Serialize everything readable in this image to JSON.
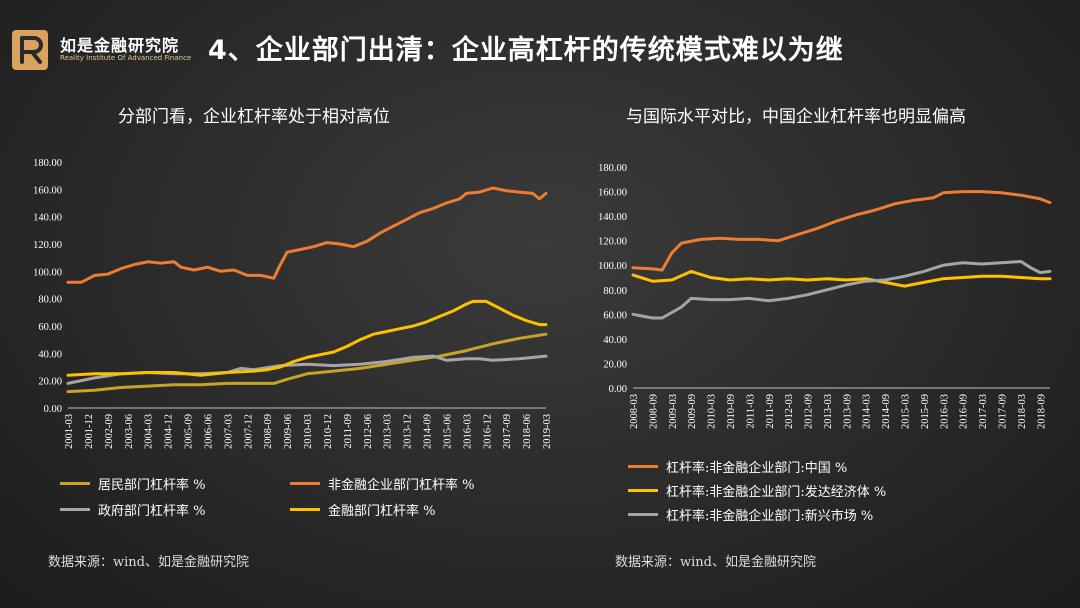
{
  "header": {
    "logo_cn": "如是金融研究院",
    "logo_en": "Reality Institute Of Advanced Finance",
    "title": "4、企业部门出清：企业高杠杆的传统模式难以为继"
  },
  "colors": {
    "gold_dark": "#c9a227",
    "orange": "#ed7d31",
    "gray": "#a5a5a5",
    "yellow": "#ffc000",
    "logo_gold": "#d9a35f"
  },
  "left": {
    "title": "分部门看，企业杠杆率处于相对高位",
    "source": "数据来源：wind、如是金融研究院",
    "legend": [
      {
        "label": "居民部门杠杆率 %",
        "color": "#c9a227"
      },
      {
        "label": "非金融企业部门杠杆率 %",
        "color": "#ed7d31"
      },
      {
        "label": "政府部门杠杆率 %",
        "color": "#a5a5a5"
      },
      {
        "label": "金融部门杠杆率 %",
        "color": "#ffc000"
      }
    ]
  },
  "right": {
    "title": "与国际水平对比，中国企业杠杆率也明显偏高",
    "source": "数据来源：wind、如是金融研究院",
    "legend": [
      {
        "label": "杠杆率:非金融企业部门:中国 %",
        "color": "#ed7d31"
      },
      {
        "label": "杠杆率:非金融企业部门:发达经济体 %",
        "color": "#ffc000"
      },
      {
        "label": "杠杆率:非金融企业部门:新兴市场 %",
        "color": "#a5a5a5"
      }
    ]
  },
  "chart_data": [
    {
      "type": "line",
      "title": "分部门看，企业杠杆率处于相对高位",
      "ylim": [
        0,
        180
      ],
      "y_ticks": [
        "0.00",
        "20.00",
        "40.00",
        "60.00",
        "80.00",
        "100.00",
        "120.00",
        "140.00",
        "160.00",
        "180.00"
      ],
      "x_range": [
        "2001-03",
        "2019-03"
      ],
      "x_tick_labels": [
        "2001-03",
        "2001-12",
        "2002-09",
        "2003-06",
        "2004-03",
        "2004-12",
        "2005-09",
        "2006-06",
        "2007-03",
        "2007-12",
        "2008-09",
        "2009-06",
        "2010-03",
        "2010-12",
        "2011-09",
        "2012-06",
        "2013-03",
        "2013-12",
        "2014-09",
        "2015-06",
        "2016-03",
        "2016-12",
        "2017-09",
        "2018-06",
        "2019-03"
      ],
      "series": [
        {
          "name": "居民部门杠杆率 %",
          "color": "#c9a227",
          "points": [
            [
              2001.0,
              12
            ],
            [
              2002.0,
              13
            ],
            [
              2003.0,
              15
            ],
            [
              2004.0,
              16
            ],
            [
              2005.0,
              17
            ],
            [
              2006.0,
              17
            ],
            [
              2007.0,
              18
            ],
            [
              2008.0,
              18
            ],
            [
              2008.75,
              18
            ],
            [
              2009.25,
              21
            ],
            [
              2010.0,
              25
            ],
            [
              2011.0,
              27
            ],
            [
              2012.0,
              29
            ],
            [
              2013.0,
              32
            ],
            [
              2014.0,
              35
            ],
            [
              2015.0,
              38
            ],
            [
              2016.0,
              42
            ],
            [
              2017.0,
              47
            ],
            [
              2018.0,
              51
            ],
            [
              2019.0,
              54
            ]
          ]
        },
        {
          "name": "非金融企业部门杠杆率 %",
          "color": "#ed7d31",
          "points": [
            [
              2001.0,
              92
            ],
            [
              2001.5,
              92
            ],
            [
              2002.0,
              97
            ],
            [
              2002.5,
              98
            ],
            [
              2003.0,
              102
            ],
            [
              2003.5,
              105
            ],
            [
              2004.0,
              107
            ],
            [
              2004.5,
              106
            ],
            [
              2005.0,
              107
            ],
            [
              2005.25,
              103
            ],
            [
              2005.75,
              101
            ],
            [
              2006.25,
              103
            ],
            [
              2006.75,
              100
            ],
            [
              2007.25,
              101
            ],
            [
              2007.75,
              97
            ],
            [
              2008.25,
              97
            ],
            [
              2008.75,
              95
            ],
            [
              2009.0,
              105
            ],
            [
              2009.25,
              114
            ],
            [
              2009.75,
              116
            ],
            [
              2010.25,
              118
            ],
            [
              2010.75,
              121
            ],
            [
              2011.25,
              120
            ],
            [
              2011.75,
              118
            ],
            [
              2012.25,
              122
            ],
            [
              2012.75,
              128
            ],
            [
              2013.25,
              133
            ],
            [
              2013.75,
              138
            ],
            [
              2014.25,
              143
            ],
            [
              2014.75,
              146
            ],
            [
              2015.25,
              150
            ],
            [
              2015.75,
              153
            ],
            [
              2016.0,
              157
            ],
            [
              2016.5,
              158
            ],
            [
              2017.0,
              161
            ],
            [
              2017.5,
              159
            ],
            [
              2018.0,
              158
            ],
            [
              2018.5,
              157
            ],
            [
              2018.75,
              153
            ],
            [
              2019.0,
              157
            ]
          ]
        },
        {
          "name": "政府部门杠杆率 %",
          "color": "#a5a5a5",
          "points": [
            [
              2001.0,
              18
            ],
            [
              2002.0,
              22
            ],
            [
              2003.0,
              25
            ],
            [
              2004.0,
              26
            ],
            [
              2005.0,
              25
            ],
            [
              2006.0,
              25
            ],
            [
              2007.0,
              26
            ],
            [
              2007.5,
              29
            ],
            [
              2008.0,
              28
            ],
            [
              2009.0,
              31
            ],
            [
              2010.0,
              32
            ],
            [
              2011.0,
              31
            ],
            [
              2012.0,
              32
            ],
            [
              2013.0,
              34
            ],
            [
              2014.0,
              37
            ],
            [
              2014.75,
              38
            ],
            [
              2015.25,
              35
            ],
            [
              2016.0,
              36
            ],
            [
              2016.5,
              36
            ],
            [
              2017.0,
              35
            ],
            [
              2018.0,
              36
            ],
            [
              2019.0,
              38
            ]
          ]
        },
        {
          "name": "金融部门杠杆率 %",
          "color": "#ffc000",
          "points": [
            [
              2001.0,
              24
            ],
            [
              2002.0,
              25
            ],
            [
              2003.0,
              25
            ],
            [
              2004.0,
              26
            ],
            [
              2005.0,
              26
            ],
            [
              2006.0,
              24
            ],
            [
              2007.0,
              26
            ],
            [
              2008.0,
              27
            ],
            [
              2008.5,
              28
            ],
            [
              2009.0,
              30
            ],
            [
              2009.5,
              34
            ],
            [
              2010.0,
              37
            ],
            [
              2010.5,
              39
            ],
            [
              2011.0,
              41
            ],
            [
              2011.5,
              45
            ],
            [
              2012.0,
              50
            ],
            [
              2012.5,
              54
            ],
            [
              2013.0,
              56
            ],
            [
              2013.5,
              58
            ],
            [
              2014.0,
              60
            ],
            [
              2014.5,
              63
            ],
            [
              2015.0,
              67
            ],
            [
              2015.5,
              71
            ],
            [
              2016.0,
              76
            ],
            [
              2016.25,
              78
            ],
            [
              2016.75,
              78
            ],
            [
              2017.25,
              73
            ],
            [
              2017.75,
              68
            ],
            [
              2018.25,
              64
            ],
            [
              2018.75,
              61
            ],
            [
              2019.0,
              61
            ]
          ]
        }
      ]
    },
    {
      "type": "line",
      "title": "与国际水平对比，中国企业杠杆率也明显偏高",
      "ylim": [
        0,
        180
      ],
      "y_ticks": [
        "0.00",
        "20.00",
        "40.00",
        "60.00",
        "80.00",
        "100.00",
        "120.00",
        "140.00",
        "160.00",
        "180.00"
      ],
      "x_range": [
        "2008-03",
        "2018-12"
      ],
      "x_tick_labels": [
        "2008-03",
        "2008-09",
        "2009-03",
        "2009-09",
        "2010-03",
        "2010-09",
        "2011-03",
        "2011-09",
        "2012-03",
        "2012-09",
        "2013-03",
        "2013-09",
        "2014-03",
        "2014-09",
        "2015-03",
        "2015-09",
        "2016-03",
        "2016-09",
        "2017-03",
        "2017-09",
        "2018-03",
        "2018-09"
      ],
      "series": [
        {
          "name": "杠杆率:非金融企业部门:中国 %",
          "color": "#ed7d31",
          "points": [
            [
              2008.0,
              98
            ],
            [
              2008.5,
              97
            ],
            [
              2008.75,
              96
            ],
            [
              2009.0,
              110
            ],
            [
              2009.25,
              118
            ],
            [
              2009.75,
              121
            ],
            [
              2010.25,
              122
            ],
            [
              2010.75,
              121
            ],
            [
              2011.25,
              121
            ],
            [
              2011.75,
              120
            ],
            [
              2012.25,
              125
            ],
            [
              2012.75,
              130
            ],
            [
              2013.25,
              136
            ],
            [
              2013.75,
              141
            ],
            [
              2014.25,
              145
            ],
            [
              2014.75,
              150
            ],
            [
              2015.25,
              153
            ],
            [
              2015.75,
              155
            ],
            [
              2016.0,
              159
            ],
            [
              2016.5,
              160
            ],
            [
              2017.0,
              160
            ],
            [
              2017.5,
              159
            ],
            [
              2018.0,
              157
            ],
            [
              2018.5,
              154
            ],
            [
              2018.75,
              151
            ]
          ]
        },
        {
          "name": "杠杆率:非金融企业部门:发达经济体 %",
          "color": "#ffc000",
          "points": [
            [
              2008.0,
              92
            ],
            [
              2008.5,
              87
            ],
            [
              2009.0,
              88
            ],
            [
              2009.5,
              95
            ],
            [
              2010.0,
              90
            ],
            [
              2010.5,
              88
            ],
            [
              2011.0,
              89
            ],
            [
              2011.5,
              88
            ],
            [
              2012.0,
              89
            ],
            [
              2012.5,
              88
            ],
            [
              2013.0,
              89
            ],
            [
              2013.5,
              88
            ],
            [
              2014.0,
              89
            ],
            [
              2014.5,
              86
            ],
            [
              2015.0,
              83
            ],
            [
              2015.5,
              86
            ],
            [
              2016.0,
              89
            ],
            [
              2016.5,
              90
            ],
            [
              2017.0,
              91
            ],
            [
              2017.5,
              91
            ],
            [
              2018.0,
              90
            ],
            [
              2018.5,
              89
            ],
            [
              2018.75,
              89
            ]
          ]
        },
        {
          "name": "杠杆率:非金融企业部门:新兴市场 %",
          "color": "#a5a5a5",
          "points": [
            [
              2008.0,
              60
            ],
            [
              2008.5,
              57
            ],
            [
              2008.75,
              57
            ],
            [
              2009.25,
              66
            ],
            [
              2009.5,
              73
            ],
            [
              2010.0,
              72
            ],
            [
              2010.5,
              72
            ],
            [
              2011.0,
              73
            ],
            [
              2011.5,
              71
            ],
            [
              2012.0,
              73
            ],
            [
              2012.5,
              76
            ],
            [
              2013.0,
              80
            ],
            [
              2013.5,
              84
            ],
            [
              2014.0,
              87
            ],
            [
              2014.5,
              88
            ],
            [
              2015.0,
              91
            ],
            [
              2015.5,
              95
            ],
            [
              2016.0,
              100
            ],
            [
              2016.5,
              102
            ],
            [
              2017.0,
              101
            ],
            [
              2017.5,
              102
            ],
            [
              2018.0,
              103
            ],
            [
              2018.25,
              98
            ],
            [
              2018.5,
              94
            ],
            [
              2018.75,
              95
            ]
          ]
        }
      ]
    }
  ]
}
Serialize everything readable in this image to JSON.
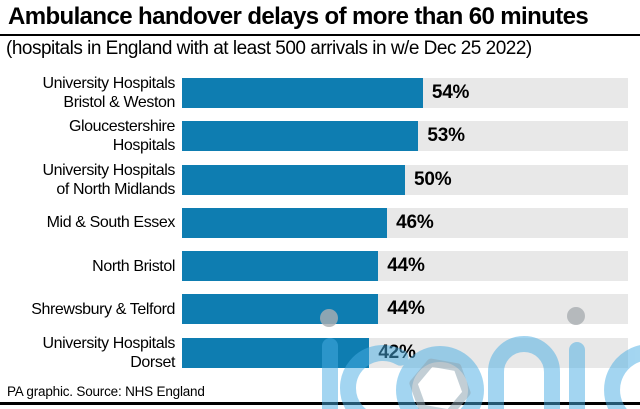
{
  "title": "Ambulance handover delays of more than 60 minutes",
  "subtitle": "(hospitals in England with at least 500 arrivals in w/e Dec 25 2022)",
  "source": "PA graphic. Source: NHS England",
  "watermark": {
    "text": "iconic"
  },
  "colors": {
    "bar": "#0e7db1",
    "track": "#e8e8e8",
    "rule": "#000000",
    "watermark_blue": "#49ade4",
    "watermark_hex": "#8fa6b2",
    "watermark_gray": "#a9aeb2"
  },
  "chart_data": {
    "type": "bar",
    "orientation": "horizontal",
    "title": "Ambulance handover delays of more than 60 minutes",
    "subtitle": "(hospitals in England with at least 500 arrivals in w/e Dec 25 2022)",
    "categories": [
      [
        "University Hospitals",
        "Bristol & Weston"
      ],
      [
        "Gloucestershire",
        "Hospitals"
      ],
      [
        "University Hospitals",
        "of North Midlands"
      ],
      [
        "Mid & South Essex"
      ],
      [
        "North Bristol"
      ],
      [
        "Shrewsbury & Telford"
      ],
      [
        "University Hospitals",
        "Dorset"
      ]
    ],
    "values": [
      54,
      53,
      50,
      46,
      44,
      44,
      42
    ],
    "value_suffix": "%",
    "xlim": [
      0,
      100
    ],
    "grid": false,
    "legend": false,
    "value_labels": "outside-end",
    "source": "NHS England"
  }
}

---+---

→ Objective: Extract each line from the entries above that contains the string "than".

→ Solution to this exercise:
  "title": "Ambulance handover delays of more than 60 minutes",
    "title": "Ambulance handover delays of more than 60 minutes",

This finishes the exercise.